SHORT EXERCISE:
Read the records below. Copy each line where the string "Author" occurs.

DATASET RECORDS:
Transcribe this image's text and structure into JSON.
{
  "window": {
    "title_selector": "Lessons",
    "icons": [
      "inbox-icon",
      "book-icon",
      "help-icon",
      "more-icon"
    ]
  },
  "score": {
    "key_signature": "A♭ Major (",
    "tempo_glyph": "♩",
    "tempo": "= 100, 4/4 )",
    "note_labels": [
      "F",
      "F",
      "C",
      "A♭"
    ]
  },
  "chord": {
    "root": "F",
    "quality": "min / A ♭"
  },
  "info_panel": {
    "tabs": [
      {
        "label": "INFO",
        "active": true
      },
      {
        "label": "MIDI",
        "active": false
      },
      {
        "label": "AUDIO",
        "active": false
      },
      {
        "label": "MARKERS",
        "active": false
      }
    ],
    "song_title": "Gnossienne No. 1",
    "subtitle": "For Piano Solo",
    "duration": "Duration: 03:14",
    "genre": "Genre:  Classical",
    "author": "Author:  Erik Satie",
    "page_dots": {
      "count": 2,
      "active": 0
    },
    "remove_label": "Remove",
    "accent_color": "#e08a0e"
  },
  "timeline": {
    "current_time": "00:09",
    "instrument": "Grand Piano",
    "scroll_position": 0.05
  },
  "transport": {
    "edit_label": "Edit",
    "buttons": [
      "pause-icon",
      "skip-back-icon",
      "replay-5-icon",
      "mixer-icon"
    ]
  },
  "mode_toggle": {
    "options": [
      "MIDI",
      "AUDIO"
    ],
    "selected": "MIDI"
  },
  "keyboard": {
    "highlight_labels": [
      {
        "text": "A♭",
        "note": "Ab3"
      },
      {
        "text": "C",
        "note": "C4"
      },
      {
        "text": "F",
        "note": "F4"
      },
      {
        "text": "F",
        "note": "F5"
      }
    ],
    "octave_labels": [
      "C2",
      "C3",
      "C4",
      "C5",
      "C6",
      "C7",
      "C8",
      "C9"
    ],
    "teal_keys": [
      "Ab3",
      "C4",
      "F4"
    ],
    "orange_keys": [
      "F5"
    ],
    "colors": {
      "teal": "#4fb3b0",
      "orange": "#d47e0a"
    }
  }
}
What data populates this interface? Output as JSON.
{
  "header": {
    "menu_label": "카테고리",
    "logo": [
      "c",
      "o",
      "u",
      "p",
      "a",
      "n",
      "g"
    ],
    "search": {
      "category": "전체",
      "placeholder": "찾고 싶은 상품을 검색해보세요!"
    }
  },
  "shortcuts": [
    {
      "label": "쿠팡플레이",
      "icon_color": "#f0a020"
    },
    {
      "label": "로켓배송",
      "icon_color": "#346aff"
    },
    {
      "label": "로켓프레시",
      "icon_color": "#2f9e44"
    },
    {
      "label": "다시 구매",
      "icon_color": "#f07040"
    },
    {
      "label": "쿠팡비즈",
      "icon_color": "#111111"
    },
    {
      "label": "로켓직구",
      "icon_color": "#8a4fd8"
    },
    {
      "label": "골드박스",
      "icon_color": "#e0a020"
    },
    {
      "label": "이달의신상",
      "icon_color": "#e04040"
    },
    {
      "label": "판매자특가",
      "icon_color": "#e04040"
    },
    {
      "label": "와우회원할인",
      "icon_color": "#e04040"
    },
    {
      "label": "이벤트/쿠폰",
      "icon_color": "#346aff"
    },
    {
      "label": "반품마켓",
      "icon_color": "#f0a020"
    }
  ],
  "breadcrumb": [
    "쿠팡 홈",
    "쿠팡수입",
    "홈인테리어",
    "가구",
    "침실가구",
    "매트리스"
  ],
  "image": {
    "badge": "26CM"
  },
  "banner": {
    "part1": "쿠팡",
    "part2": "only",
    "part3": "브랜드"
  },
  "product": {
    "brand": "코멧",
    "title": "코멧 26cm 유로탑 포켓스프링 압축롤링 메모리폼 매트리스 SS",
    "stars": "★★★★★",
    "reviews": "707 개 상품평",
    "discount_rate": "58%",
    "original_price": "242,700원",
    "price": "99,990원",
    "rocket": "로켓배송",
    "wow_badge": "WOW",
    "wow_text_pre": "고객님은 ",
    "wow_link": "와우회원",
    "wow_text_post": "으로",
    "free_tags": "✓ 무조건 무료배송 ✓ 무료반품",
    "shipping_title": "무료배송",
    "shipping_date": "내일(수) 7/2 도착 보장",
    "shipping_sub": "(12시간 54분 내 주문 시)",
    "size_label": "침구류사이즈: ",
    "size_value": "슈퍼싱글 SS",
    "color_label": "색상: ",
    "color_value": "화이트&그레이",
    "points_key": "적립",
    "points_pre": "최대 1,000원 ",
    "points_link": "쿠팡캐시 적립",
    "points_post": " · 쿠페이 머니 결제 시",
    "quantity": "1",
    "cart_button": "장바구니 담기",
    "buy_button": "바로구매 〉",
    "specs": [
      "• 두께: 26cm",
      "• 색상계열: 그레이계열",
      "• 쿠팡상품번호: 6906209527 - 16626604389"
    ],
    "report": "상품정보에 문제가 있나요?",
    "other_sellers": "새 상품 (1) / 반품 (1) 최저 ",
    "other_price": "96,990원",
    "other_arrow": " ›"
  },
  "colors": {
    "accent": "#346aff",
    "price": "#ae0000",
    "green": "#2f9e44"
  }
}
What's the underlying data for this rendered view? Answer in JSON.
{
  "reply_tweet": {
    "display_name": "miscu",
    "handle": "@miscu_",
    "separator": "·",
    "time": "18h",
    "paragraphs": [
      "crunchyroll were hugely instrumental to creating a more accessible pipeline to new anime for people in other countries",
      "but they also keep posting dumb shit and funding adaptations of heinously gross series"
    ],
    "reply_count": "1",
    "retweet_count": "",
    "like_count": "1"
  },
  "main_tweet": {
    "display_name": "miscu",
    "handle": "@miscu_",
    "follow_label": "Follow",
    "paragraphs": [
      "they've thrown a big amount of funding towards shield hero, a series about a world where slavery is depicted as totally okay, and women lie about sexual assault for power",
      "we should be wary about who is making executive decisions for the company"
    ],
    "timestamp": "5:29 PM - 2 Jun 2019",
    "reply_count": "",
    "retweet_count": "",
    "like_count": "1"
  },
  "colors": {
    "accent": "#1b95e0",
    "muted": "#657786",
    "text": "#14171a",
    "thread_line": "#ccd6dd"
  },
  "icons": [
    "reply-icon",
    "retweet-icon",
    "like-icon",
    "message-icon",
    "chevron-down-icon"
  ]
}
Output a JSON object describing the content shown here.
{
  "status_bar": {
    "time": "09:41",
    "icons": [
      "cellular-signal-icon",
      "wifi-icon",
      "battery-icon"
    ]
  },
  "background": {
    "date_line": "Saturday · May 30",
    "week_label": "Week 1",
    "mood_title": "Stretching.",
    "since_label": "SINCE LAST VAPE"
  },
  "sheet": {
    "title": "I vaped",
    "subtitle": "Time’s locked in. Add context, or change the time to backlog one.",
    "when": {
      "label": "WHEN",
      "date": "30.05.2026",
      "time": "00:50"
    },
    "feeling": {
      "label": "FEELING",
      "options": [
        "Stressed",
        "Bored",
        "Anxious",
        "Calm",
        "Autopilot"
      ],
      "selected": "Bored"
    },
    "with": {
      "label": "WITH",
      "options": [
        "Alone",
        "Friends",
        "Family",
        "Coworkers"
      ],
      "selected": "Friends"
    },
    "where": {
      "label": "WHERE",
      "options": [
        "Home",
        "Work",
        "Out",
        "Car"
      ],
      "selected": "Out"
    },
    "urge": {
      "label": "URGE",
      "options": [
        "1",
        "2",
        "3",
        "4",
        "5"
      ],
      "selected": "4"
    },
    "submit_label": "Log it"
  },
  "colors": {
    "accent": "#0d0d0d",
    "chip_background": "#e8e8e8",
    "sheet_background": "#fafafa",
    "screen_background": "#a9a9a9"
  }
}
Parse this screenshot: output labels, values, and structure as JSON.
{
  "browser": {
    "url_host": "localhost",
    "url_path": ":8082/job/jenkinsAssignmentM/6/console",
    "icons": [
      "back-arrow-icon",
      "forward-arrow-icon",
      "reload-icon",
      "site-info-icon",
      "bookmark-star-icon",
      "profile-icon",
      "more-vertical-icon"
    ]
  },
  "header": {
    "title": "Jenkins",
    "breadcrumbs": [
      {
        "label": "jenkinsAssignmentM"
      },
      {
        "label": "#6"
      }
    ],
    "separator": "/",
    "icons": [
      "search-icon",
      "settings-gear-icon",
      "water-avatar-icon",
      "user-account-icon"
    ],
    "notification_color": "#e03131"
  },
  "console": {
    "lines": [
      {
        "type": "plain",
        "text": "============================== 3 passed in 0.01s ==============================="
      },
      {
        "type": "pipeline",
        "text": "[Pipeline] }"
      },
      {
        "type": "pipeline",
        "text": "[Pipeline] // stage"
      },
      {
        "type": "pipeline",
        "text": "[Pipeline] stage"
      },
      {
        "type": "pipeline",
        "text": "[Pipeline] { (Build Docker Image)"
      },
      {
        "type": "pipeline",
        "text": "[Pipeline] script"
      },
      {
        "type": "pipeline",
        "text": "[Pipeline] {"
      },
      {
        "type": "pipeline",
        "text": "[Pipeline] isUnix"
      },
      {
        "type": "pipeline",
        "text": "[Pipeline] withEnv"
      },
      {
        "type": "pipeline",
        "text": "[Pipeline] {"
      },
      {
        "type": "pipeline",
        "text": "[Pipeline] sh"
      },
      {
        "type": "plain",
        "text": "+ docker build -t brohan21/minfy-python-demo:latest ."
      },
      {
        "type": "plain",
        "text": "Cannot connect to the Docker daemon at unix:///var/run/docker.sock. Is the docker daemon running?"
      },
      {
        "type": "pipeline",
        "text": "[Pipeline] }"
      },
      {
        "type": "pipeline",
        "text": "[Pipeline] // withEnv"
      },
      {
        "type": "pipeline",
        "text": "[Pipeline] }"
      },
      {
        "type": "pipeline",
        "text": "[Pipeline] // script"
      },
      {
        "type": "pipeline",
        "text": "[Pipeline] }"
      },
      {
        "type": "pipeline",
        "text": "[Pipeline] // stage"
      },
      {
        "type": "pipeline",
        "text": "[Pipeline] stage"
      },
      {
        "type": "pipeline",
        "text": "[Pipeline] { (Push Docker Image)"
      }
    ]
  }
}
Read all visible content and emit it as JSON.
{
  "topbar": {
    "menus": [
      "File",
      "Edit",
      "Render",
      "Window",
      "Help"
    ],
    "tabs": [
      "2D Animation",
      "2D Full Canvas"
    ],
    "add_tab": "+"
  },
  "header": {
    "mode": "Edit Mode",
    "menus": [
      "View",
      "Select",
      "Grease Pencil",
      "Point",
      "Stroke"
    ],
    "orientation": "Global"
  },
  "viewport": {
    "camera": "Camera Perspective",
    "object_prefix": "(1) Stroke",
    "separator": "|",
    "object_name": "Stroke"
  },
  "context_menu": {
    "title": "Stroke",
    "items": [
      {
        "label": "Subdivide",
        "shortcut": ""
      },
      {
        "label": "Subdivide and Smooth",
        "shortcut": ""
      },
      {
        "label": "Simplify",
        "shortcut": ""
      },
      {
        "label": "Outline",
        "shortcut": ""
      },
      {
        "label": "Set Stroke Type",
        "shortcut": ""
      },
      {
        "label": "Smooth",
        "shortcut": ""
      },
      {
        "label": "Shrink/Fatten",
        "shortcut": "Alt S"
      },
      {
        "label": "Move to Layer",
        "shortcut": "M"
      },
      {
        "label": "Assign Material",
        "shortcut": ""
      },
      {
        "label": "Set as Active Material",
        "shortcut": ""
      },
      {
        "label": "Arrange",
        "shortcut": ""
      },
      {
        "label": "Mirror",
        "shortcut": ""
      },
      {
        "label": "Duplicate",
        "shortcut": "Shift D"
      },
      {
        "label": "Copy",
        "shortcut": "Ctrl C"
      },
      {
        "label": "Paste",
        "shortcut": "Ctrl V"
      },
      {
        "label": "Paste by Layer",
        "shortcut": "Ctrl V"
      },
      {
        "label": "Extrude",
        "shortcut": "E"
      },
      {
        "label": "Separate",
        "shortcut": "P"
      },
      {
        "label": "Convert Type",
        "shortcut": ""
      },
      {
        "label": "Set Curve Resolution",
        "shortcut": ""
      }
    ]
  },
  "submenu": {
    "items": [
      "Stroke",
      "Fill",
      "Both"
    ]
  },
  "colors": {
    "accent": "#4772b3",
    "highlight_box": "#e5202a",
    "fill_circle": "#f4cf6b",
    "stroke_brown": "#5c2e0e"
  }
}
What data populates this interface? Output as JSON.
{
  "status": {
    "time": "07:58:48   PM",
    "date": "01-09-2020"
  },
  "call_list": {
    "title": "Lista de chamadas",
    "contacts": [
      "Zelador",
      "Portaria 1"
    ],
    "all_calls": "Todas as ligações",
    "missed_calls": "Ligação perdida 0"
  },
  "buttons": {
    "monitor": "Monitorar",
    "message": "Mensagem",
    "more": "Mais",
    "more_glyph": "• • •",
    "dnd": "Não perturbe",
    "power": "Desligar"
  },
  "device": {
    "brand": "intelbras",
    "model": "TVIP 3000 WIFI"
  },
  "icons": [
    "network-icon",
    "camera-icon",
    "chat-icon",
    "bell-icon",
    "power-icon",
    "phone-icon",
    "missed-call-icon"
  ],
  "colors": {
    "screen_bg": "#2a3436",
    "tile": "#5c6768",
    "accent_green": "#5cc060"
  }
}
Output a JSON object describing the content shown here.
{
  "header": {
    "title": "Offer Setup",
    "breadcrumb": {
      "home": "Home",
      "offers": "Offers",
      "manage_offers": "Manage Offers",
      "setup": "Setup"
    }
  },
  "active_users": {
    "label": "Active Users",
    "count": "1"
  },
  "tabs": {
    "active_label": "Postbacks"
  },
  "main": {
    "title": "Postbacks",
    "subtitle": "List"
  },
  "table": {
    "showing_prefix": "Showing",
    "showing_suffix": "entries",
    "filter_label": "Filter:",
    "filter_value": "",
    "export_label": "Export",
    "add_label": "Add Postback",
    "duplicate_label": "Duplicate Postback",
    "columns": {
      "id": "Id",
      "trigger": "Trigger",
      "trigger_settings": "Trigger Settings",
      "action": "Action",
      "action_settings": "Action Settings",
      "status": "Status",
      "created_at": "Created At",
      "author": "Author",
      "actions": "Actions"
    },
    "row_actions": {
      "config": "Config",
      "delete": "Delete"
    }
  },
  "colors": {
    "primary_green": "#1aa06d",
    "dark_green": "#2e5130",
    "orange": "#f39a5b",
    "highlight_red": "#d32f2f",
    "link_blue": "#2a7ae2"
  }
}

CORRECT OUTPUT:
    "author": "Author:  Erik Satie",
      "author": "Author",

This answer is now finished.